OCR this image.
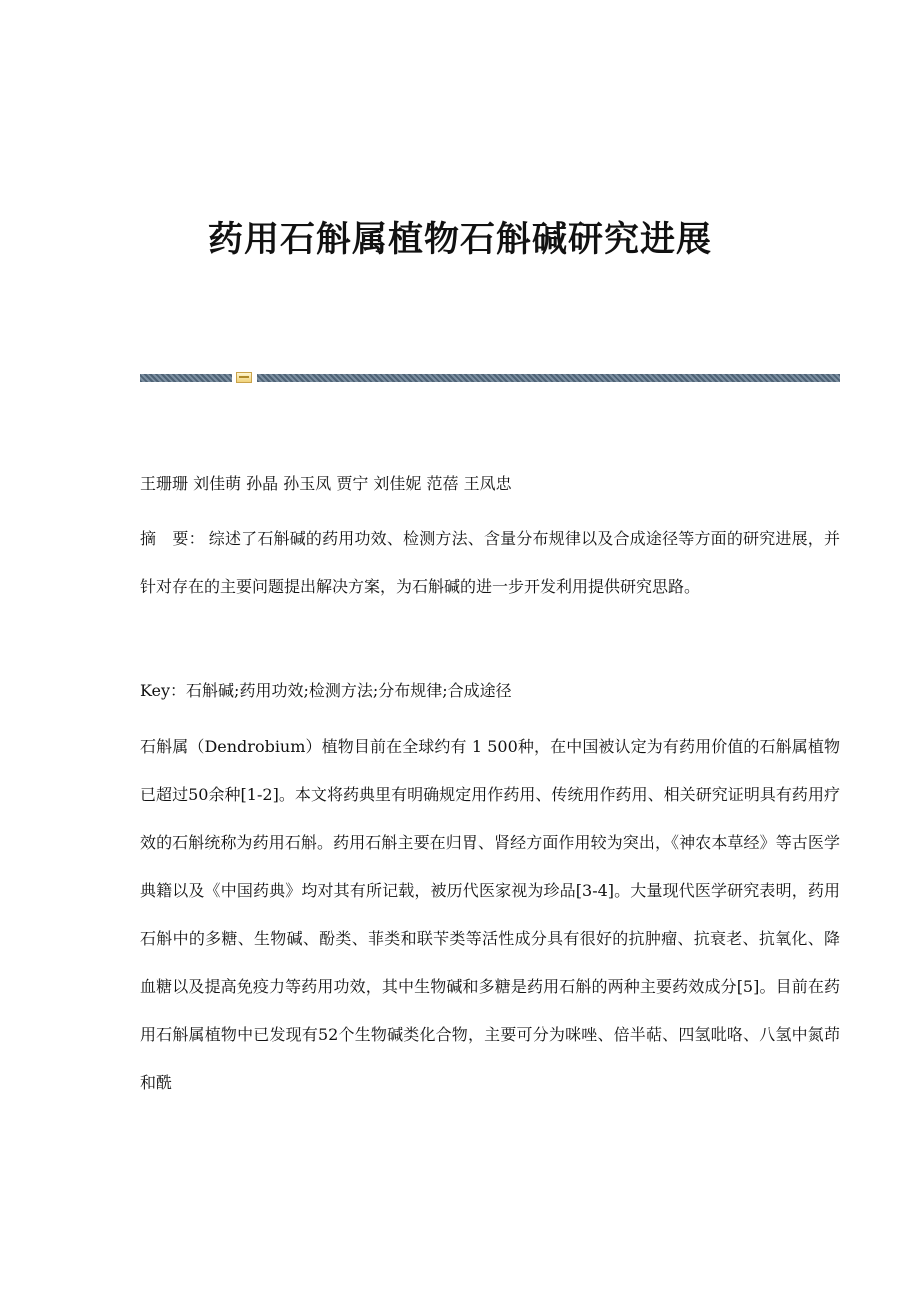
药用石斛属植物石斛碱研究进展

王珊珊 刘佳萌 孙晶 孙玉凤 贾宁 刘佳妮 范蓓 王凤忠

摘　要： 综述了石斛碱的药用功效、检测方法、含量分布规律以及合成途径等方面的研究进展，并针对存在的主要问题提出解决方案，为石斛碱的进一步开发利用提供研究思路。

Key：石斛碱;药用功效;检测方法;分布规律;合成途径

石斛属（Dendrobium）植物目前在全球约有 1 500种，在中国被认定为有药用价值的石斛属植物已超过50余种[1-2]。本文将药典里有明确规定用作药用、传统用作药用、相关研究证明具有药用疗效的石斛统称为药用石斛。药用石斛主要在归胃、肾经方面作用较为突出，《神农本草经》等古医学典籍以及《中国药典》均对其有所记载，被历代医家视为珍品[3-4]。大量现代医学研究表明，药用石斛中的多糖、生物碱、酚类、菲类和联苄类等活性成分具有很好的抗肿瘤、抗衰老、抗氧化、降血糖以及提高免疫力等药用功效，其中生物碱和多糖是药用石斛的两种主要药效成分[5]。目前在药用石斛属植物中已发现有52个生物碱类化合物，主要可分为咪唑、倍半萜、四氢吡咯、八氢中氮茚和酰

|---|

What you have to do
Every entry must be transcribed exactly. Pictures do not belong in the copy.

Exercise output
OCR this image.
药用石斛属植物石斛碱研究进展

王珊珊 刘佳萌 孙晶 孙玉凤 贾宁 刘佳妮 范蓓 王凤忠

摘　要： 综述了石斛碱的药用功效、检测方法、含量分布规律以及合成途径等方面的研究进展，并针对存在的主要问题提出解决方案，为石斛碱的进一步开发利用提供研究思路。

Key：石斛碱;药用功效;检测方法;分布规律;合成途径

石斛属（Dendrobium）植物目前在全球约有 1 500种，在中国被认定为有药用价值的石斛属植物已超过50余种[1-2]。本文将药典里有明确规定用作药用、传统用作药用、相关研究证明具有药用疗效的石斛统称为药用石斛。药用石斛主要在归胃、肾经方面作用较为突出，《神农本草经》等古医学典籍以及《中国药典》均对其有所记载，被历代医家视为珍品[3-4]。大量现代医学研究表明，药用石斛中的多糖、生物碱、酚类、菲类和联苄类等活性成分具有很好的抗肿瘤、抗衰老、抗氧化、降血糖以及提高免疫力等药用功效，其中生物碱和多糖是药用石斛的两种主要药效成分[5]。目前在药用石斛属植物中已发现有52个生物碱类化合物，主要可分为咪唑、倍半萜、四氢吡咯、八氢中氮茚和酰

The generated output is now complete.